— start of PROVIDED RECORDS —
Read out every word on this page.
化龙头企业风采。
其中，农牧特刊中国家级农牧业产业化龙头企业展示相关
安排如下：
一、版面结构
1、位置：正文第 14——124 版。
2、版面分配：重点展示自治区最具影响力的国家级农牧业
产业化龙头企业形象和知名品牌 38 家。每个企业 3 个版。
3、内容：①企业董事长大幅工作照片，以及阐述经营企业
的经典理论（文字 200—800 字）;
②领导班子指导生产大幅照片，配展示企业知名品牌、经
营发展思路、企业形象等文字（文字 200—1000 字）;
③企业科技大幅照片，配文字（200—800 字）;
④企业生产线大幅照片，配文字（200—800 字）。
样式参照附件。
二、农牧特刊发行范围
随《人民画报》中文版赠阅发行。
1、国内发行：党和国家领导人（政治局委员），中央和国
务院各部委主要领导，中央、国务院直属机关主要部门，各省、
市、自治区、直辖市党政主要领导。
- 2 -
— end of PROVIDED RECORDS —
SET TASK
Your task is to return the full listing exactly as it was given.

RESPONSE TO THE EXERCISE
Read out every word on this page.
化龙头企业风采。
其中，农牧特刊中国家级农牧业产业化龙头企业展示相关
安排如下：
一、版面结构
1、位置：正文第 14——124 版。
2、版面分配：重点展示自治区最具影响力的国家级农牧业
产业化龙头企业形象和知名品牌 38 家。每个企业 3 个版。
3、内容：①企业董事长大幅工作照片，以及阐述经营企业
的经典理论（文字 200—800 字）;
②领导班子指导生产大幅照片，配展示企业知名品牌、经
营发展思路、企业形象等文字（文字 200—1000 字）;
③企业科技大幅照片，配文字（200—800 字）;
④企业生产线大幅照片，配文字（200—800 字）。
样式参照附件。
二、农牧特刊发行范围
随《人民画报》中文版赠阅发行。
1、国内发行：党和国家领导人（政治局委员），中央和国
务院各部委主要领导，中央、国务院直属机关主要部门，各省、
市、自治区、直辖市党政主要领导。
- 2 -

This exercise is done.